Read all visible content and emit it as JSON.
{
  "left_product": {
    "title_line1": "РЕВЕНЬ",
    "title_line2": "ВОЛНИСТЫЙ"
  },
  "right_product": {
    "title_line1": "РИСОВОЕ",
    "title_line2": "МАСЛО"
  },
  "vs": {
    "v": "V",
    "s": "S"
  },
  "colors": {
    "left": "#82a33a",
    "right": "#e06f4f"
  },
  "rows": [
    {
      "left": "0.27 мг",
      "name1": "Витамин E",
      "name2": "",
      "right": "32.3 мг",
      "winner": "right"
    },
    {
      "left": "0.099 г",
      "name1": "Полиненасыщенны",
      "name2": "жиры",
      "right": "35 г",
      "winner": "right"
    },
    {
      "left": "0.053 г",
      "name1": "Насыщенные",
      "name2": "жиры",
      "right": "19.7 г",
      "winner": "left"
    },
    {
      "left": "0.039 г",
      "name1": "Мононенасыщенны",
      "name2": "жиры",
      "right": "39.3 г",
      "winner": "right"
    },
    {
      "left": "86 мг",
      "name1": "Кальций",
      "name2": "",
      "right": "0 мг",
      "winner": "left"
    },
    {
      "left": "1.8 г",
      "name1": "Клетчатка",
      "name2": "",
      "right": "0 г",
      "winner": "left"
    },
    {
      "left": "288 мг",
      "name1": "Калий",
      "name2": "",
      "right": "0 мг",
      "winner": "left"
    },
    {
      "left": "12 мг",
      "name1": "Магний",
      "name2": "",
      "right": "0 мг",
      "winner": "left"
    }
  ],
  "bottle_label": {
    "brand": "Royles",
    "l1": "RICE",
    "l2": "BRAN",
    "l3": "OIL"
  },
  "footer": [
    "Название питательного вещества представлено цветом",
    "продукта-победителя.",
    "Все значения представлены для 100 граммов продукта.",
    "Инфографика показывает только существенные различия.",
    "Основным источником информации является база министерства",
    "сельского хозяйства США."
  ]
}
..........
▶ [Task]
State how many lines of the records above contain the word "продукта", giving only that number.

▶ [Solution to the exercise]
2